┌──

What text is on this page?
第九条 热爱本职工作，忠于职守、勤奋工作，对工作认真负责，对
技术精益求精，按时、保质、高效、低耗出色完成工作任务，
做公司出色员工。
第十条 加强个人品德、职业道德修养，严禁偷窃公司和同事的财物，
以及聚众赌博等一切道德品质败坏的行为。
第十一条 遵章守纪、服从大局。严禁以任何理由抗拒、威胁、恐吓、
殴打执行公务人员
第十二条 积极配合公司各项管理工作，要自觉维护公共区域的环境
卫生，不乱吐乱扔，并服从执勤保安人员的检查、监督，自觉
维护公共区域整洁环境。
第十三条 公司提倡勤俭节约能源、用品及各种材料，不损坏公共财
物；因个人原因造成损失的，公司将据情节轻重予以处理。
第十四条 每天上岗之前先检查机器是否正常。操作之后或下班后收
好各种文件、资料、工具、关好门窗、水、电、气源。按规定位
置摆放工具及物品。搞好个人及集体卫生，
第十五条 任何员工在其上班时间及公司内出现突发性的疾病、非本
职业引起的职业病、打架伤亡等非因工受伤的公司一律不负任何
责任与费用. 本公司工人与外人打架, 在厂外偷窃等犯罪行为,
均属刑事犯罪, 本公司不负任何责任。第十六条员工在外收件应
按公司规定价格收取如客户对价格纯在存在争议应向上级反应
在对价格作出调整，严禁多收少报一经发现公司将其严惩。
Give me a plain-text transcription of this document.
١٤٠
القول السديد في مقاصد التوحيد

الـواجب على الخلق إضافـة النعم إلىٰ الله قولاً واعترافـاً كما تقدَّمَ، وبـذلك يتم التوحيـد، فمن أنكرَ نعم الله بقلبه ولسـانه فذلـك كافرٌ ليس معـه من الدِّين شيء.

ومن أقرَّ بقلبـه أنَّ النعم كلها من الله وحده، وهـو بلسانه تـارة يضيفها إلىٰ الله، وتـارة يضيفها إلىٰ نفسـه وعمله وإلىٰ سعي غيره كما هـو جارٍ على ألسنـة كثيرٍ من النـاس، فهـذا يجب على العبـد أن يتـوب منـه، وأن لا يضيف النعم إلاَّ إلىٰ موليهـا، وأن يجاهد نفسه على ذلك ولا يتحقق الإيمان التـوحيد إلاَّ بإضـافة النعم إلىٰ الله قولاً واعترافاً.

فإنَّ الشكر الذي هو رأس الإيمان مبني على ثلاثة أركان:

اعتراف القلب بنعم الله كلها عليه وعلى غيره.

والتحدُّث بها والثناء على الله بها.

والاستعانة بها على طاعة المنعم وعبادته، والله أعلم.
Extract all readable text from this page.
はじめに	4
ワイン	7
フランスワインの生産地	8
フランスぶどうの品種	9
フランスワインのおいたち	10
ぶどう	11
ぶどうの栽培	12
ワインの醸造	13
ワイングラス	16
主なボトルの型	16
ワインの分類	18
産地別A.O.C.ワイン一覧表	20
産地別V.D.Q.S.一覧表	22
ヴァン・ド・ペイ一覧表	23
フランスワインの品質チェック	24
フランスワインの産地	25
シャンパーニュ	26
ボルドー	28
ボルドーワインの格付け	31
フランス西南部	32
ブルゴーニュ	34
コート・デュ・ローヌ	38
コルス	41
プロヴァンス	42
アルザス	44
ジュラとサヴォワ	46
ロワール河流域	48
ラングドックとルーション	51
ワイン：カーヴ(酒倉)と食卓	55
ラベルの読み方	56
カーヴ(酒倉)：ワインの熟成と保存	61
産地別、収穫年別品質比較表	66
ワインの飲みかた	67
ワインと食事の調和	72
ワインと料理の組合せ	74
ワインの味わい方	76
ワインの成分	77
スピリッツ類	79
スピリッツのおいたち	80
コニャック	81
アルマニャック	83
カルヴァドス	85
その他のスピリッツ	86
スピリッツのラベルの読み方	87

└──

▶ **Exercise objective**
Of all the lines in the material above, how many contain the word "page"? Give only the count.

▶ **Answer to this exercise**
2